--- start of Task inputs ---
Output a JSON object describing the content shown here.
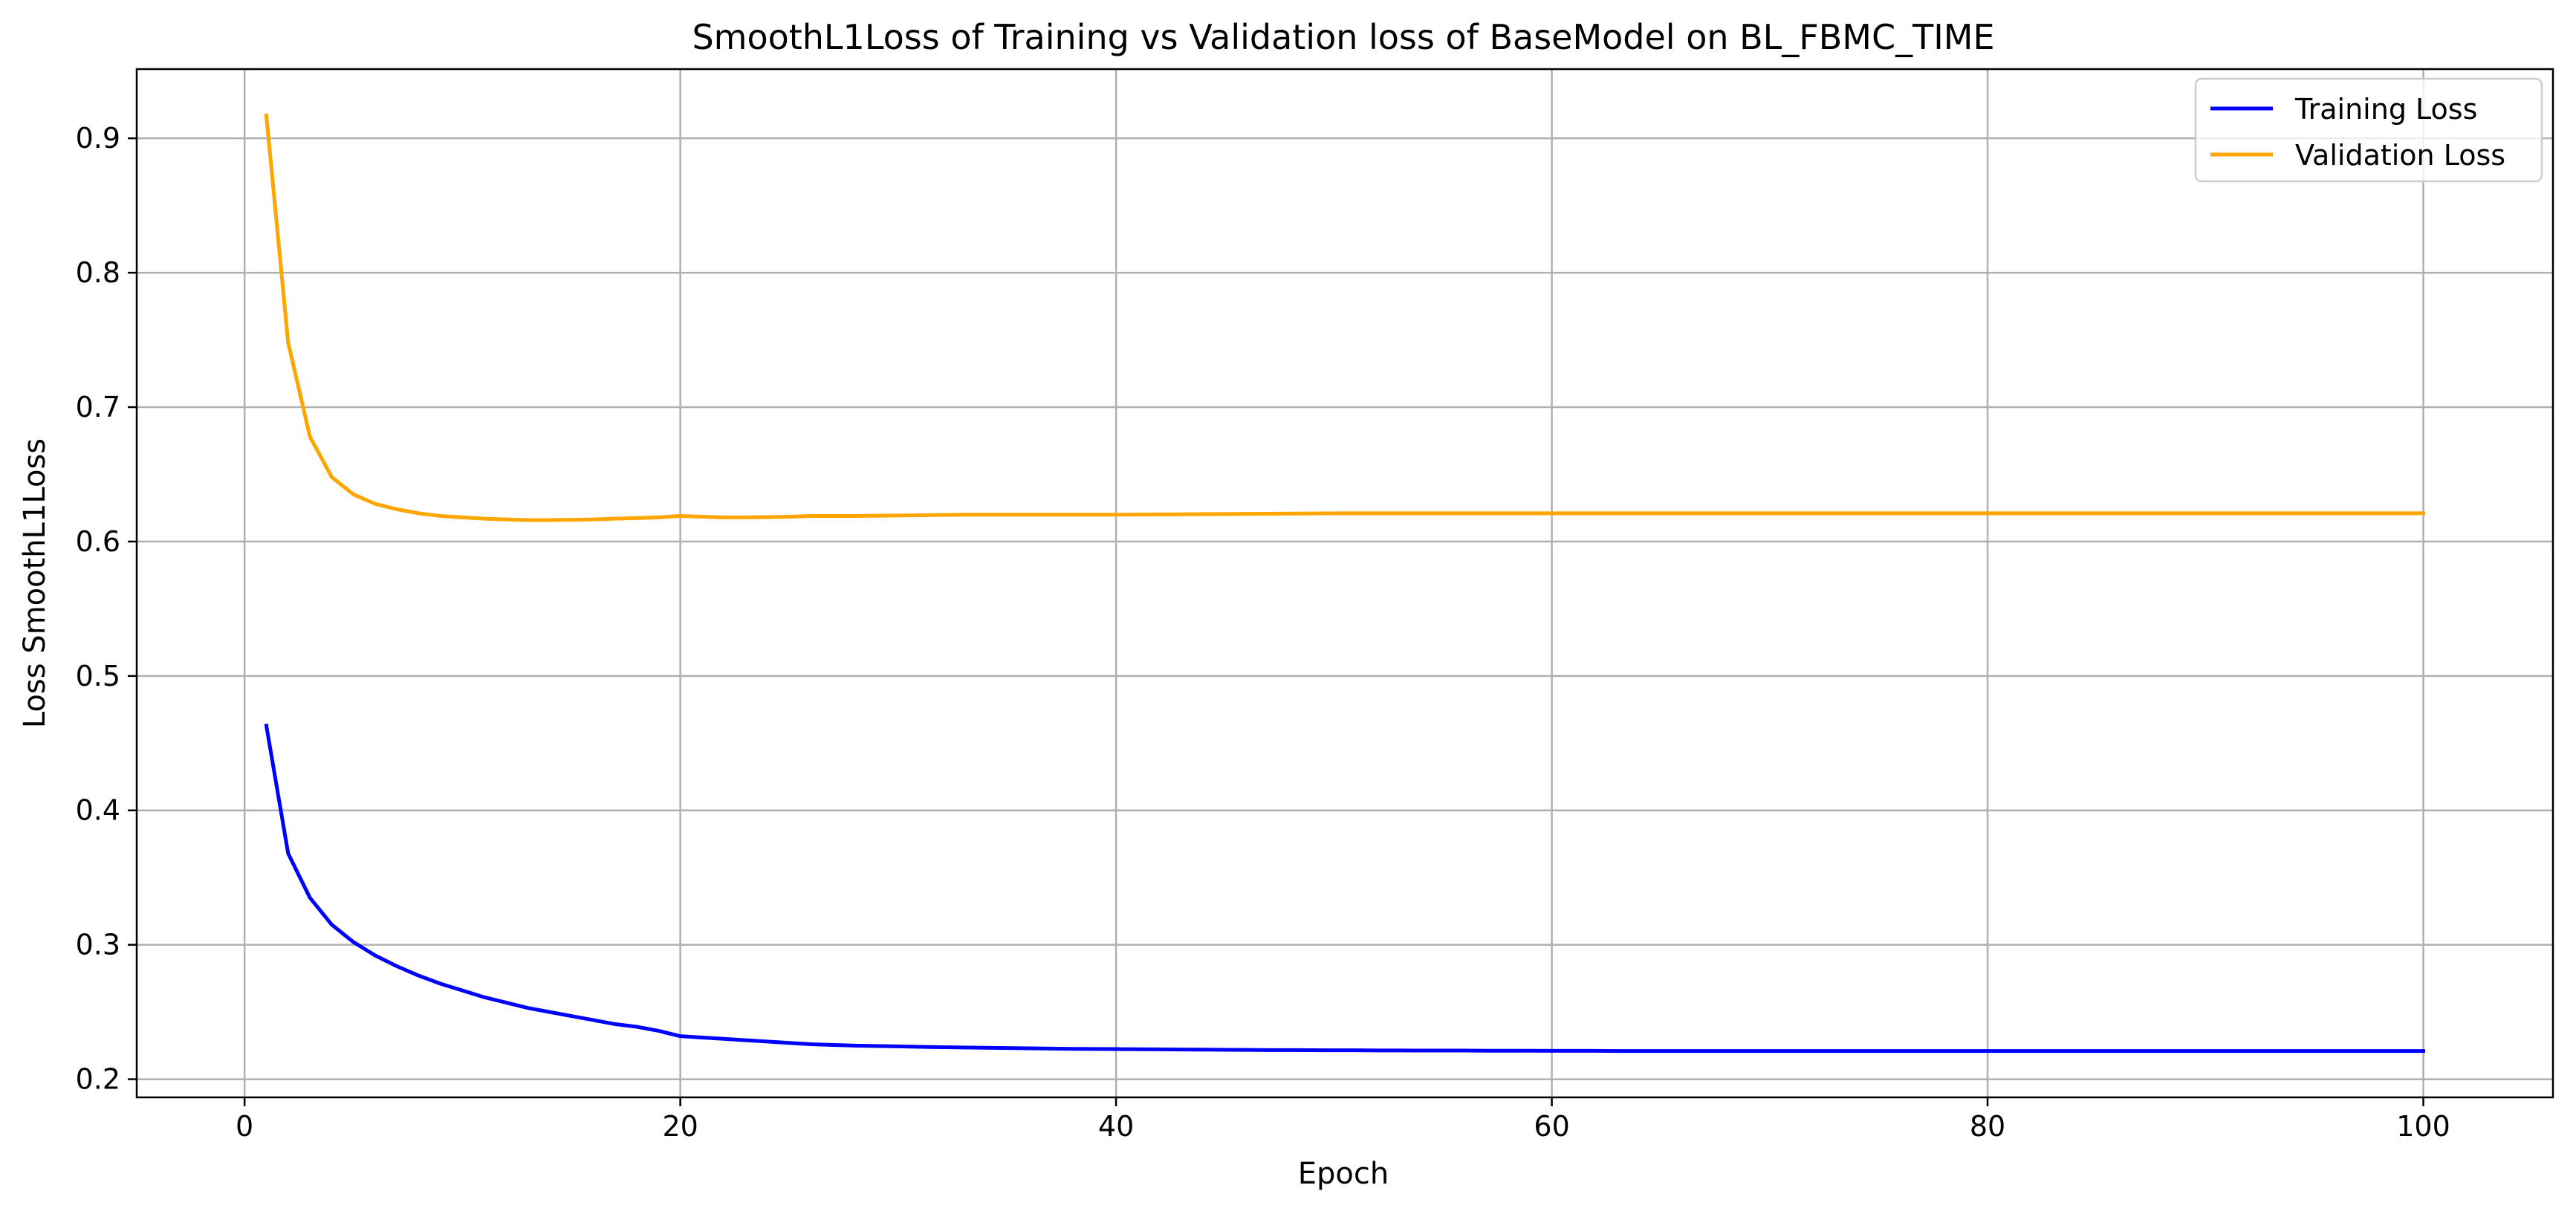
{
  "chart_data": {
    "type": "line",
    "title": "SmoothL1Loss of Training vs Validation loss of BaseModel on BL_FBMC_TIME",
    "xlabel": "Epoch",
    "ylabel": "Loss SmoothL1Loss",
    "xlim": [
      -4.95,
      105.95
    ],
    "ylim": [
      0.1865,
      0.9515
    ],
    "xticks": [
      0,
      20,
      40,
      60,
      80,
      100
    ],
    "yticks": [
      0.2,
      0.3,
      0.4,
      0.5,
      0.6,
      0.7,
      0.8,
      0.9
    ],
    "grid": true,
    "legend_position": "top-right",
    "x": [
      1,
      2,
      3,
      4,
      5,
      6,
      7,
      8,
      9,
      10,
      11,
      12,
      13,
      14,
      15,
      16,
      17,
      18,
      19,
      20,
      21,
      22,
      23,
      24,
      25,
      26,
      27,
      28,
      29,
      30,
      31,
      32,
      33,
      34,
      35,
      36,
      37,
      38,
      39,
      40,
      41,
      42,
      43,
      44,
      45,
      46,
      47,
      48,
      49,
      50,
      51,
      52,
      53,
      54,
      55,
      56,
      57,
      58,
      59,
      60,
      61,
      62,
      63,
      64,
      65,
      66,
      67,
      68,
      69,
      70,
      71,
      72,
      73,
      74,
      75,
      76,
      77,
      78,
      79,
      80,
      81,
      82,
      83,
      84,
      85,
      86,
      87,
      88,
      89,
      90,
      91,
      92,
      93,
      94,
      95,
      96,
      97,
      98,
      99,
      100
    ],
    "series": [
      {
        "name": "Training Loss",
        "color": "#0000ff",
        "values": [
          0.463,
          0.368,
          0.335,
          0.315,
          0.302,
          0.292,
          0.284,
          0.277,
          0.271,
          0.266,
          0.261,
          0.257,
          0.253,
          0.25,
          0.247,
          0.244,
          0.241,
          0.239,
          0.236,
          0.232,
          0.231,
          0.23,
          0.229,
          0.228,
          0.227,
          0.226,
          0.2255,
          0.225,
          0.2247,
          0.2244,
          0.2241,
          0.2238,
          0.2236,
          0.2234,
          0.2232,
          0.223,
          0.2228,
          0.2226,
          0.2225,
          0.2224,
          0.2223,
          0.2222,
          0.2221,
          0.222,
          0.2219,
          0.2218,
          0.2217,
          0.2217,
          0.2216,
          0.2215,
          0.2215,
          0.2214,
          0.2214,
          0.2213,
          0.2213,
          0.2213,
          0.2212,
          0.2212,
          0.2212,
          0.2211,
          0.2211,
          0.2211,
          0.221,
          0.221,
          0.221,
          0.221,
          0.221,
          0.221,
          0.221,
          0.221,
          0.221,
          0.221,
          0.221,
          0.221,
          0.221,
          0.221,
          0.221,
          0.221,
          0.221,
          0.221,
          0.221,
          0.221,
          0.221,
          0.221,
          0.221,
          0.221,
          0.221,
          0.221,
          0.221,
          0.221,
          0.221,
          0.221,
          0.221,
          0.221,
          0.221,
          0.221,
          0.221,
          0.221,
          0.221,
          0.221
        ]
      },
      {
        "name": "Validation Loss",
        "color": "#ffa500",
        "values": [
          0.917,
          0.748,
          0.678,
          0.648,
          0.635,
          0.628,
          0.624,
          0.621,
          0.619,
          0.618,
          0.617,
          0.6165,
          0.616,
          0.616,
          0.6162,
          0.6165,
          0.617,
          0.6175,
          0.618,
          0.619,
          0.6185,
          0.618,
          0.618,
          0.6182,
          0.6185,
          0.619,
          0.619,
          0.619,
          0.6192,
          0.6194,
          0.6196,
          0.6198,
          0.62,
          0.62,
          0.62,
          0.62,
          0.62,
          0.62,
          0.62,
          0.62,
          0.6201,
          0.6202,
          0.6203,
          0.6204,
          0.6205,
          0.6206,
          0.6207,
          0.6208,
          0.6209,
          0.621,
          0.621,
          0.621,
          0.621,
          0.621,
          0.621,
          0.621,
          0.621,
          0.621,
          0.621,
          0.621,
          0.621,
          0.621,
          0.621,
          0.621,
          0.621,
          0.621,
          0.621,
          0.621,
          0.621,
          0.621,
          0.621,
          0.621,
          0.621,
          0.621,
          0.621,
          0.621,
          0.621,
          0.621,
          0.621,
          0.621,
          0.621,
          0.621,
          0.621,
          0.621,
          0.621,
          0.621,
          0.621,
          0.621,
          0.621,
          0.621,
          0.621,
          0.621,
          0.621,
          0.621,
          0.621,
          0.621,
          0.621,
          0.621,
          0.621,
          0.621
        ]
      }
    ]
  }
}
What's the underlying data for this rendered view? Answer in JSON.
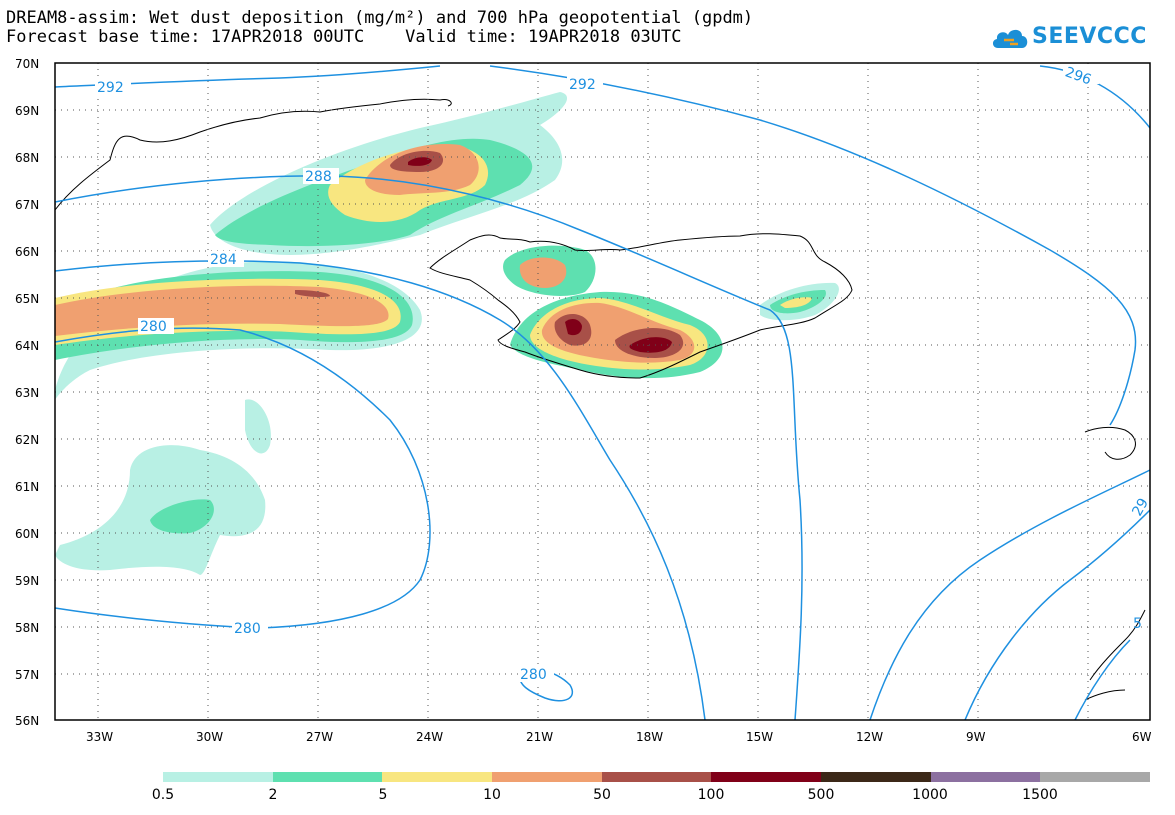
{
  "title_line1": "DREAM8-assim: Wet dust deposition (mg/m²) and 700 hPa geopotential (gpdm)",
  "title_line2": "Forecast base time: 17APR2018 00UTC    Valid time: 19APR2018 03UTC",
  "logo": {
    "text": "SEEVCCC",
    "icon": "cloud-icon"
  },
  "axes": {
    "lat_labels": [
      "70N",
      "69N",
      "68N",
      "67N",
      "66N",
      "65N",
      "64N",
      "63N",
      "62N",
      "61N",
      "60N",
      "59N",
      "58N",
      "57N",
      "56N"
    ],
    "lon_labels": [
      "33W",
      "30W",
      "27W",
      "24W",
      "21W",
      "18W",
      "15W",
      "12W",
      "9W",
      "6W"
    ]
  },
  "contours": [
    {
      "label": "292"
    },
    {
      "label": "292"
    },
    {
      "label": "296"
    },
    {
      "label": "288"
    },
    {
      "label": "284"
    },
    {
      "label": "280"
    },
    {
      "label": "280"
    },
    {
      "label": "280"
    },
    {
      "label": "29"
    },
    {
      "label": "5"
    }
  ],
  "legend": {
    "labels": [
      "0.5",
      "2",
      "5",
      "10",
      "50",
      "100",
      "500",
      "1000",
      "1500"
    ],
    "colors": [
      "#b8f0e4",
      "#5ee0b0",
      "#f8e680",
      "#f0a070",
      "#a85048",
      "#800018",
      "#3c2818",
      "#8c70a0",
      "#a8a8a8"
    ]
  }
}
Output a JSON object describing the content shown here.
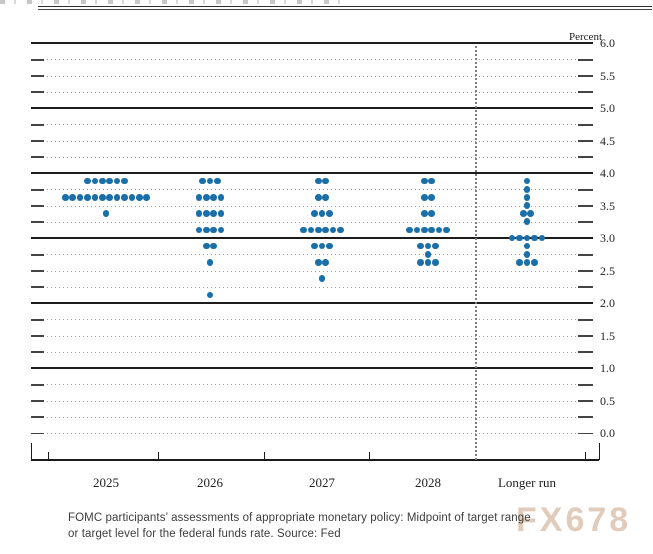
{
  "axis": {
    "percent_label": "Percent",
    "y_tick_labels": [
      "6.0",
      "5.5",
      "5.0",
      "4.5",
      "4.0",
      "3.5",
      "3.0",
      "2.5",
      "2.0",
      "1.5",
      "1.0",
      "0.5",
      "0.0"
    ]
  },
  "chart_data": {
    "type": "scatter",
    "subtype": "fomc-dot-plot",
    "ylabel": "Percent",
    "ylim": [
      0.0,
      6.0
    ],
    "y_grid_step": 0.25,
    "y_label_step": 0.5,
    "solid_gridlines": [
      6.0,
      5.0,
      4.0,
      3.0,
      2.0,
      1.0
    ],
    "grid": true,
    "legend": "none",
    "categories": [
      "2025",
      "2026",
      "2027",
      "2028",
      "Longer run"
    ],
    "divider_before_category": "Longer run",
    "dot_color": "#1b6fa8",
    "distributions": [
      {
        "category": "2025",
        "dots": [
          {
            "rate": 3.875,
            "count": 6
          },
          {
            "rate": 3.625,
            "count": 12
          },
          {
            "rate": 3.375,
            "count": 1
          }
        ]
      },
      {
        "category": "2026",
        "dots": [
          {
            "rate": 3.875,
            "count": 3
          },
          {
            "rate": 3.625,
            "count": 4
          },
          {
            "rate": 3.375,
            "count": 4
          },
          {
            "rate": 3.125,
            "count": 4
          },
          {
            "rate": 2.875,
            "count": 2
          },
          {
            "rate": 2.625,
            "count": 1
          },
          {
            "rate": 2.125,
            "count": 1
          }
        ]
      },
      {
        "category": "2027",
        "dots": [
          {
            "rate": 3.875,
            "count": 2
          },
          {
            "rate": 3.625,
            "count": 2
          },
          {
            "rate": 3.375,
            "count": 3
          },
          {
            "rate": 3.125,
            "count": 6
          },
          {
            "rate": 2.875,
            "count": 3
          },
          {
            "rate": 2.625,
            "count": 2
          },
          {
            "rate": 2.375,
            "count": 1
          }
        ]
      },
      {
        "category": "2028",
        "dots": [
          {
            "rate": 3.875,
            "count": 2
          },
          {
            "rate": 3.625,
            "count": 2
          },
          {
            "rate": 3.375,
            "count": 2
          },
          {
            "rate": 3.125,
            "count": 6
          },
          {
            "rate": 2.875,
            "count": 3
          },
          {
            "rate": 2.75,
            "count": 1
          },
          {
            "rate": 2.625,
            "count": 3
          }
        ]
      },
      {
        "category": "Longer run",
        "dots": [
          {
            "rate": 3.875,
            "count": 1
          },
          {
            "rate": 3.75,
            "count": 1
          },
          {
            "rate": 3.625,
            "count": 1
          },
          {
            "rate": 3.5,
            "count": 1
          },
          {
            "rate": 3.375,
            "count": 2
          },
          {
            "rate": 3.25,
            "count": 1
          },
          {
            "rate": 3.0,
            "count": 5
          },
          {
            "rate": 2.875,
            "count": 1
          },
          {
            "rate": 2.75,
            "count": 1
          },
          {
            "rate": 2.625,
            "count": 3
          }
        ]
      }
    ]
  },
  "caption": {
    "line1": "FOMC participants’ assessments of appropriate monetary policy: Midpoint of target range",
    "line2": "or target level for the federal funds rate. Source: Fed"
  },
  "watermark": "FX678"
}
--- end of Task inputs ---
Aim: Copy every line of the listing that includes the string "ylabel".

Answer to this exercise:
    "ylabel": "Loss SmoothL1Loss",
    "ylabel": "Percent",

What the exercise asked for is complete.